SET EXERCISE = Tally the lines containing the word "text", and report the tally alone.

Records from a collection of figures
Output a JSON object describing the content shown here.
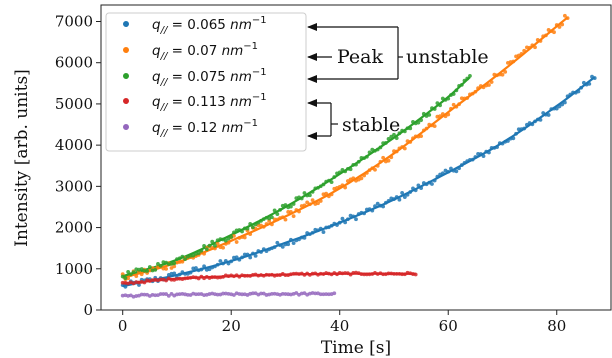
{
  "chart_data": {
    "type": "scatter",
    "xlabel": "Time [s]",
    "ylabel": "Intensity [arb. units]",
    "xlim": [
      -4,
      90
    ],
    "ylim": [
      0,
      7400
    ],
    "xticks": [
      0,
      20,
      40,
      60,
      80
    ],
    "yticks": [
      0,
      1000,
      2000,
      3000,
      4000,
      5000,
      6000,
      7000
    ],
    "grid": false,
    "legend_position": "top-left",
    "series": [
      {
        "name": "q// = 0.065 nm⁻¹",
        "label_main": "q",
        "label_sub": "//",
        "label_val": " = 0.065 ",
        "label_unit": "nm",
        "label_sup": "−1",
        "color": "#1f77b4",
        "fit": true,
        "x": [
          0,
          10,
          20,
          30,
          40,
          50,
          60,
          70,
          80,
          87
        ],
        "y": [
          580,
          850,
          1190,
          1630,
          2120,
          2680,
          3340,
          4060,
          4950,
          5650
        ]
      },
      {
        "name": "q// = 0.07 nm⁻¹",
        "label_main": "q",
        "label_sub": "//",
        "label_val": " = 0.07 ",
        "label_unit": "nm",
        "label_sup": "−1",
        "color": "#ff7f0e",
        "fit": true,
        "x": [
          0,
          10,
          20,
          30,
          40,
          50,
          60,
          70,
          82
        ],
        "y": [
          780,
          1150,
          1680,
          2270,
          2950,
          3800,
          4800,
          5800,
          7100
        ]
      },
      {
        "name": "q// = 0.075 nm⁻¹",
        "label_main": "q",
        "label_sub": "//",
        "label_val": " = 0.075 ",
        "label_unit": "nm",
        "label_sup": "−1",
        "color": "#2ca02c",
        "fit": true,
        "x": [
          0,
          10,
          20,
          30,
          40,
          50,
          55,
          60,
          64
        ],
        "y": [
          820,
          1220,
          1820,
          2500,
          3300,
          4180,
          4660,
          5170,
          5650
        ]
      },
      {
        "name": "q// = 0.113 nm⁻¹",
        "label_main": "q",
        "label_sub": "//",
        "label_val": " = 0.113 ",
        "label_unit": "nm",
        "label_sup": "−1",
        "color": "#d62728",
        "fit": true,
        "x": [
          0,
          10,
          20,
          30,
          40,
          50,
          54
        ],
        "y": [
          640,
          760,
          820,
          860,
          880,
          880,
          880
        ]
      },
      {
        "name": "q// = 0.12 nm⁻¹",
        "label_main": "q",
        "label_sub": "//",
        "label_val": " = 0.12 ",
        "label_unit": "nm",
        "label_sup": "−1",
        "color": "#9467bd",
        "fit": false,
        "x": [
          0,
          10,
          20,
          30,
          39
        ],
        "y": [
          340,
          370,
          380,
          390,
          390
        ]
      }
    ],
    "annotations": [
      {
        "text": "Peak",
        "arrow_to": "series 1-3"
      },
      {
        "text": "unstable"
      },
      {
        "text": "stable",
        "arrow_to": "series 4-5"
      }
    ]
  }
}
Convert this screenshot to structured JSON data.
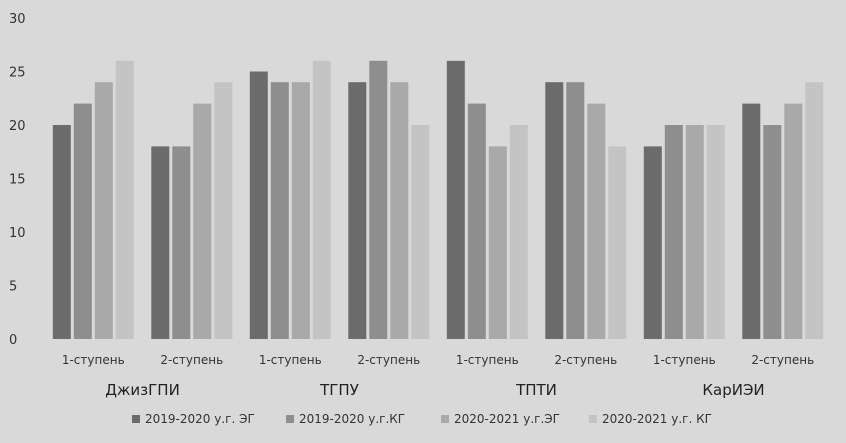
{
  "chart_data": {
    "type": "bar",
    "ylim": [
      0,
      30
    ],
    "yticks": [
      0,
      5,
      10,
      15,
      20,
      25,
      30
    ],
    "grid": false,
    "legend_position": "bottom",
    "categories": [
      {
        "label": "1-ступень",
        "group": "ДжизГПИ"
      },
      {
        "label": "2-ступень",
        "group": "ДжизГПИ"
      },
      {
        "label": "1-ступень",
        "group": "ТГПУ"
      },
      {
        "label": "2-ступень",
        "group": "ТГПУ"
      },
      {
        "label": "1-ступень",
        "group": "ТПТИ"
      },
      {
        "label": "2-ступень",
        "group": "ТПТИ"
      },
      {
        "label": "1-ступень",
        "group": "КарИЭИ"
      },
      {
        "label": "2-ступень",
        "group": "КарИЭИ"
      }
    ],
    "groups": [
      "ДжизГПИ",
      "ТГПУ",
      "ТПТИ",
      "КарИЭИ"
    ],
    "series": [
      {
        "name": "2019-2020 у.г. ЭГ",
        "color": "#6b6b6b",
        "values": [
          20,
          18,
          25,
          24,
          26,
          24,
          18,
          22
        ]
      },
      {
        "name": "2019-2020 у.г.КГ",
        "color": "#8e8e8e",
        "values": [
          22,
          18,
          24,
          26,
          22,
          24,
          20,
          20
        ]
      },
      {
        "name": "2020-2021 у.г.ЭГ",
        "color": "#a9a9a9",
        "values": [
          24,
          22,
          24,
          24,
          18,
          22,
          20,
          22
        ]
      },
      {
        "name": "2020-2021 у.г. КГ",
        "color": "#c4c4c4",
        "values": [
          26,
          24,
          26,
          20,
          20,
          18,
          20,
          24
        ]
      }
    ]
  }
}
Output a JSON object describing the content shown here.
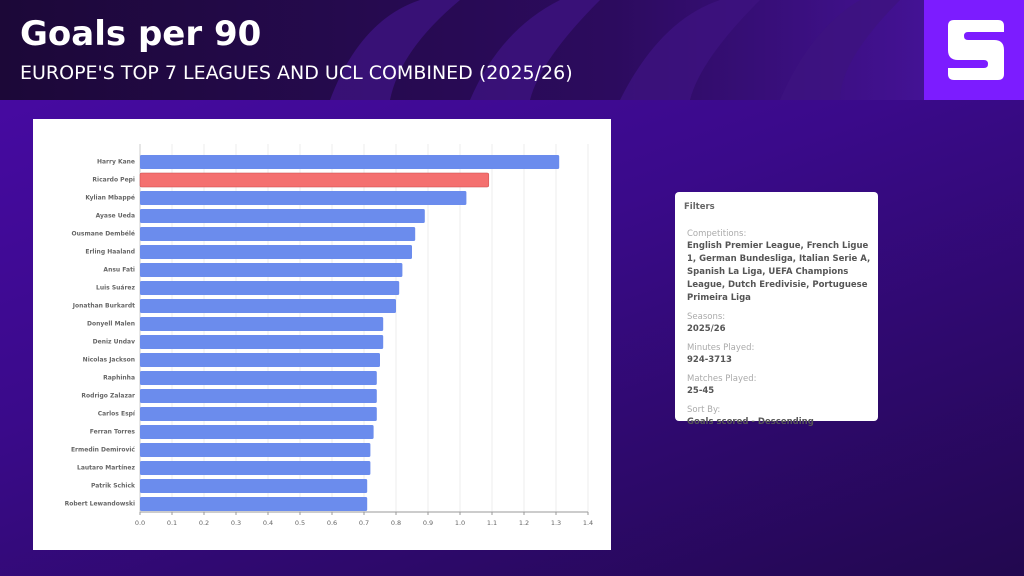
{
  "header": {
    "title": "Goals per 90",
    "subtitle": "EUROPE'S TOP 7 LEAGUES AND UCL COMBINED (2025/26)"
  },
  "chart_data": {
    "type": "bar",
    "orientation": "horizontal",
    "categories": [
      "Harry Kane",
      "Ricardo Pepi",
      "Kylian Mbappé",
      "Ayase Ueda",
      "Ousmane Dembélé",
      "Erling Haaland",
      "Ansu Fati",
      "Luis Suárez",
      "Jonathan Burkardt",
      "Donyell Malen",
      "Deniz Undav",
      "Nicolas Jackson",
      "Raphinha",
      "Rodrigo Zalazar",
      "Carlos Espí",
      "Ferran Torres",
      "Ermedin Demirović",
      "Lautaro Martínez",
      "Patrik Schick",
      "Robert Lewandowski"
    ],
    "values": [
      1.31,
      1.09,
      1.02,
      0.89,
      0.86,
      0.85,
      0.82,
      0.81,
      0.8,
      0.76,
      0.76,
      0.75,
      0.74,
      0.74,
      0.74,
      0.73,
      0.72,
      0.72,
      0.71,
      0.71
    ],
    "color": "#6b8ced",
    "highlight_color": "#f4706f",
    "highlight_index": 1,
    "xlim": [
      0,
      1.4
    ],
    "xticks": [
      {
        "value": 0,
        "label": "0.0"
      },
      0.1,
      0.2,
      0.3,
      0.4,
      0.5,
      0.6,
      0.7,
      0.8,
      0.9,
      {
        "value": 1,
        "label": "1.0"
      },
      1.1,
      1.2,
      1.3,
      1.4
    ],
    "grid": true
  },
  "filters": {
    "title": "Filters",
    "items": [
      {
        "label": "Competitions:",
        "value": "English Premier League, French Ligue 1, German Bundesliga, Italian Serie A, Spanish La Liga, UEFA Champions League, Dutch Eredivisie, Portuguese Primeira Liga"
      },
      {
        "label": "Seasons:",
        "value": "2025/26"
      },
      {
        "label": "Minutes Played:",
        "value": "924-3713"
      },
      {
        "label": "Matches Played:",
        "value": "25-45"
      },
      {
        "label": "Sort By:",
        "value": "Goals scored - Descending"
      }
    ]
  }
}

ANSWER TO THE EXERCISE = 3